Figure contents as structured data:
* Start *
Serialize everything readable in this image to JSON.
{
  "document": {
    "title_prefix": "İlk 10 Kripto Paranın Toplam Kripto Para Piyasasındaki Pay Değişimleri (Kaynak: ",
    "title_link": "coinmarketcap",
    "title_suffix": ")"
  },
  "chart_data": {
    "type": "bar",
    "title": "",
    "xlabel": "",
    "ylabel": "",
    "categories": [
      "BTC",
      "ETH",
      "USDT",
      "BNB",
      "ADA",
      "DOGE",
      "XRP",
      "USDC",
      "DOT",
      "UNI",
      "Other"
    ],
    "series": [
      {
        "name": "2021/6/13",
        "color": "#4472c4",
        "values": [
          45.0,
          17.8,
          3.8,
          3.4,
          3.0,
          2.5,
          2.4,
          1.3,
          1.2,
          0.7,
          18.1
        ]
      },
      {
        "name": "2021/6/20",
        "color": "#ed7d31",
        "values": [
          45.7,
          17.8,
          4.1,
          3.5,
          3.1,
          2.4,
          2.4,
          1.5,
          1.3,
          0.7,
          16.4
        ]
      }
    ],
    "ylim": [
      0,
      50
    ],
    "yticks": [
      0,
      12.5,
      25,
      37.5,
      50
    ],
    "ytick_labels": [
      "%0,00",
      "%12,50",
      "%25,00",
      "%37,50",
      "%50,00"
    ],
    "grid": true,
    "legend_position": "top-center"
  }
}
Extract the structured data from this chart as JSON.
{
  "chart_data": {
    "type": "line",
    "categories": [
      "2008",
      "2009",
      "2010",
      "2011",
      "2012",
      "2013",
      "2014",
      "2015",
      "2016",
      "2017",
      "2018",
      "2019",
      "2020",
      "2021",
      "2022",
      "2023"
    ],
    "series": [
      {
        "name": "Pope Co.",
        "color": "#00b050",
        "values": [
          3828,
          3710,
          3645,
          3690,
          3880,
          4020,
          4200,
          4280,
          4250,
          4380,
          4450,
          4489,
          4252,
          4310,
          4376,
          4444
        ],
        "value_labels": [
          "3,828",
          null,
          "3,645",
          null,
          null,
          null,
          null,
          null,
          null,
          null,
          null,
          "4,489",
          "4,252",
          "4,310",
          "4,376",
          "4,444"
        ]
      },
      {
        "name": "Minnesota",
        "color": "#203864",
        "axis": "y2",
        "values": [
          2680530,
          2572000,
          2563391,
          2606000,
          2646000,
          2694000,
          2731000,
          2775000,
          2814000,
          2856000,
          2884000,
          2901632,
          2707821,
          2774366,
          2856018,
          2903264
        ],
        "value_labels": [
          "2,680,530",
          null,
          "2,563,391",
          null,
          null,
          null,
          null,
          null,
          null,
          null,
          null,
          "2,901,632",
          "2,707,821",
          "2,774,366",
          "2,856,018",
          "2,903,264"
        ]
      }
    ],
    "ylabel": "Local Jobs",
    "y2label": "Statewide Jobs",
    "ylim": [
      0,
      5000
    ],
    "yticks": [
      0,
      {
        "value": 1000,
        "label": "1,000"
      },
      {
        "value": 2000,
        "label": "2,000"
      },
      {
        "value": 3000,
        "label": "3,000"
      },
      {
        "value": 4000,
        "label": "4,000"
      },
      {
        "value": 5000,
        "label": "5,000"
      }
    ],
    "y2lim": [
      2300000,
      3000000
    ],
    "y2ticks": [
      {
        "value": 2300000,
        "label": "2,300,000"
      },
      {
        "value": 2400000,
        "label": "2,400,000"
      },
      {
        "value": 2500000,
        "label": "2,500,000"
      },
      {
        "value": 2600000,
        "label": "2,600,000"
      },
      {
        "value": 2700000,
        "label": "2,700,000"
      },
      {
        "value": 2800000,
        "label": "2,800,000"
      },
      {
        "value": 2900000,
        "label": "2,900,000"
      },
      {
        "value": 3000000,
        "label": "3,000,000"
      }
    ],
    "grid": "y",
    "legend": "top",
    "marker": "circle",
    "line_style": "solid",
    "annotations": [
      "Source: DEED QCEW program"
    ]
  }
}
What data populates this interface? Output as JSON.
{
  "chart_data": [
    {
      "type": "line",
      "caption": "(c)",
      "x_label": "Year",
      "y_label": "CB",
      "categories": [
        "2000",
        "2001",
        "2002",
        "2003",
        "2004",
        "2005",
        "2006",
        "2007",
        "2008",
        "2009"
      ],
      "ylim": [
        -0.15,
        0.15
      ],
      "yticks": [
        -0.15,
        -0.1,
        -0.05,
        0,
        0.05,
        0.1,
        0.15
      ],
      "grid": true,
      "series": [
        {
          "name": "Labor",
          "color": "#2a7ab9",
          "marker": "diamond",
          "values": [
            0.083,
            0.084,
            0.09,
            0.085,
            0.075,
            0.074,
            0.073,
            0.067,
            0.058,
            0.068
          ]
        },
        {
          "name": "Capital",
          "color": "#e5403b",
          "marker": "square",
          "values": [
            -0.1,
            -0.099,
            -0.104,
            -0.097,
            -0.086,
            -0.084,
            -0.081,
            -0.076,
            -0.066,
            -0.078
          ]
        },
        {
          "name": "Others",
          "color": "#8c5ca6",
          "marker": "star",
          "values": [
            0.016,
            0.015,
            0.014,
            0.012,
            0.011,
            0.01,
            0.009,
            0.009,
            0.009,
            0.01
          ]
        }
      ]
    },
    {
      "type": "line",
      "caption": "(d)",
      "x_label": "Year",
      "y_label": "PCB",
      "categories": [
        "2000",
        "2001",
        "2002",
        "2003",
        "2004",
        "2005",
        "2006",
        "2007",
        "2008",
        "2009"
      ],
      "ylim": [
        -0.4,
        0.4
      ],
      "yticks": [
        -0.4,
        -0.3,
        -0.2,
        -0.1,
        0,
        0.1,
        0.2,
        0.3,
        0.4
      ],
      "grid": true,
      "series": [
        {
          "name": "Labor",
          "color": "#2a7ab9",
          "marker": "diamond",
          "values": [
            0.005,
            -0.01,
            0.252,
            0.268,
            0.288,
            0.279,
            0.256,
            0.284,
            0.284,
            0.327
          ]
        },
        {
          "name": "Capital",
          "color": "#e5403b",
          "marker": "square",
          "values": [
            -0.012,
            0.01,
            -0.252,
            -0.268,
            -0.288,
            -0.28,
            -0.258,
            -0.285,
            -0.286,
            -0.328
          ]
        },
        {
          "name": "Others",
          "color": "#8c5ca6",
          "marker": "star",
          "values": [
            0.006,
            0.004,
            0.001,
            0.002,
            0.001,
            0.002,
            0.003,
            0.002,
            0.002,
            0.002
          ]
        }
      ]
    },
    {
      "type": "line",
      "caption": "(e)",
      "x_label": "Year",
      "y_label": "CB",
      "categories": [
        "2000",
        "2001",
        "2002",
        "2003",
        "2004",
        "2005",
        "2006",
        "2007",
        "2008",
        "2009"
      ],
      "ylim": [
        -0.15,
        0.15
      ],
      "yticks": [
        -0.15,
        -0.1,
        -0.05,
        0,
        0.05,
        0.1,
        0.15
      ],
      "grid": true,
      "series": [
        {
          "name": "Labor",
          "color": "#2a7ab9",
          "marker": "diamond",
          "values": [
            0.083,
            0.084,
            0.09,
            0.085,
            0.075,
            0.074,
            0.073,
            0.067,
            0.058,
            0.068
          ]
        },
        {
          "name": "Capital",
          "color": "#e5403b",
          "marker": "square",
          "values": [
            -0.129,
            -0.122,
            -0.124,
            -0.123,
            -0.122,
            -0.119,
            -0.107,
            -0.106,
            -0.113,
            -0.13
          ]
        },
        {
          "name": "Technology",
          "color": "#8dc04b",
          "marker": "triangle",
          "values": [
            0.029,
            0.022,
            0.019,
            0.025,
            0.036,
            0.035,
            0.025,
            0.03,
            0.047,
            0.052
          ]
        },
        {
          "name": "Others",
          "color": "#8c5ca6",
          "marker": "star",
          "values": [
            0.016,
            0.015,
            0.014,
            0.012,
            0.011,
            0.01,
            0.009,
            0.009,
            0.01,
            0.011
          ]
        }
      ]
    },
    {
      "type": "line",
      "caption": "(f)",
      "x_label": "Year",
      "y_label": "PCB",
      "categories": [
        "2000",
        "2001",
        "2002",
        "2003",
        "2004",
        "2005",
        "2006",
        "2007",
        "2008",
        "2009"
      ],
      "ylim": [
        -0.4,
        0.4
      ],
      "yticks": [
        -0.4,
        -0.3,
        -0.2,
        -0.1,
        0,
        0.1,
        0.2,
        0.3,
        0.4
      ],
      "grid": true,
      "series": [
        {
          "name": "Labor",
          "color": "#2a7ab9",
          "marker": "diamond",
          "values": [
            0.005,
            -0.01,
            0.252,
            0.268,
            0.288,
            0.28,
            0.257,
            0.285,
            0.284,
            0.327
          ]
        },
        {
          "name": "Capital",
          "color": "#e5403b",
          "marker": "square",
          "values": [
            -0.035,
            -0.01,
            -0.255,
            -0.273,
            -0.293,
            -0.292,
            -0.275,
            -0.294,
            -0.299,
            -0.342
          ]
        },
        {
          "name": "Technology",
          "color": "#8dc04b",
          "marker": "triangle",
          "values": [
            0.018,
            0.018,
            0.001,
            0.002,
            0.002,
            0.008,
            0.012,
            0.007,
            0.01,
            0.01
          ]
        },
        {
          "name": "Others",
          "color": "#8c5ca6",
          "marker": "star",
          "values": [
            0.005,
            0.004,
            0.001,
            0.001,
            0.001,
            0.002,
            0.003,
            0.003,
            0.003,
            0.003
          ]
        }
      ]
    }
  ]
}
* End *
What you need to do »
Check each line of the listing above for the string "this", then report only how many lines have it.

Solution to the exercise »
3